# SELECTED PASSAGE start

Amandla! magazine | Issue 84

(Luxxy Media) #1

Working class and poor Angolans
continued to see no improvement in their
lives. In fact, Lourenço’s rule coincided
with a deterioration of living standards.
The effects of plummeting oil prices,
including IMF-imposed austerity, new
taxes, fewer jobs and rising inflation,
were keenly felt. Seeing people of all ages
digging through public trash containers
became a common sight in Angola’s largest
cities.
When João Lourenço became
president, he promised to improve freedom
of speech and freedom of the press. His
first months in office were indeed marked
by more openness. But it didn’t take long
for old habits to return.
The MPLA is a party that has an
inherent disdain for democratic ideals
and personal freedoms. The government
retained absolute control of mass media
and nationalised all the remaining
independent television channels and
most of the existing press. Competent,
independent newspapers in Angola can
be counted on the fingers of one hand.
Protests started to become violent again
and personal freedoms were
greatly curtailed, and the
president reneged on his
promise to institute local
elections.


A united front


opposition
As this was happening, the
opposition took concrete
steps to present a united front.

# SELECTED PASSAGE end
# SOURCE EXCERPT start

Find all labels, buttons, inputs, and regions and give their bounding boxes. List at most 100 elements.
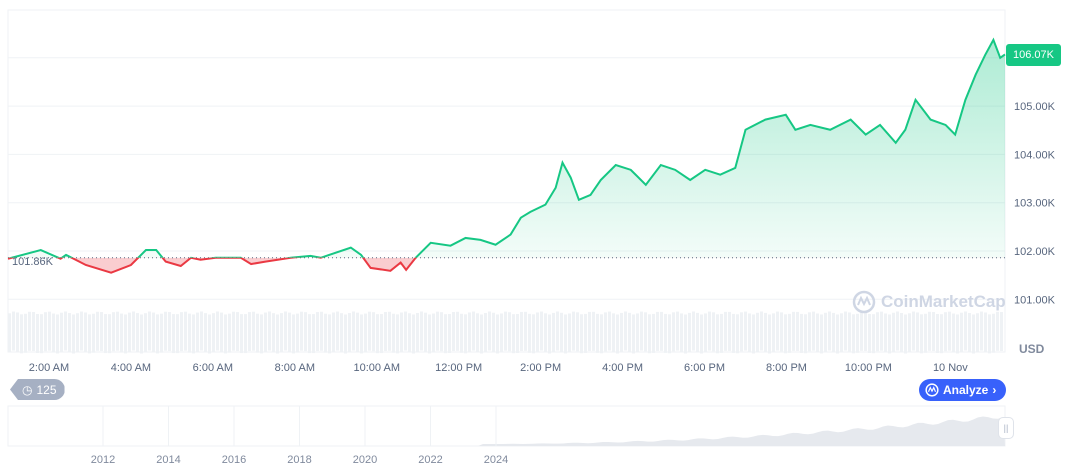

# SOURCE EXCERPT end

GIVEN TASK 1: List the effects of plummeting oil prices that the Angola passage names.
GIVEN TASK 2: Repeat the part of the Angola passage that begins at the words "(Luxxy Media) #1" and ends after the words "of living standards.".

SOLUTION 1:
- IMF-imposed austerity
- new taxes
- fewer jobs
- rising inflation

SOLUTION 2:
(Luxxy Media) #1

Working class and poor Angolans
continued to see no improvement in their
lives. In fact, Lourenço’s rule coincided
with a deterioration of living standards.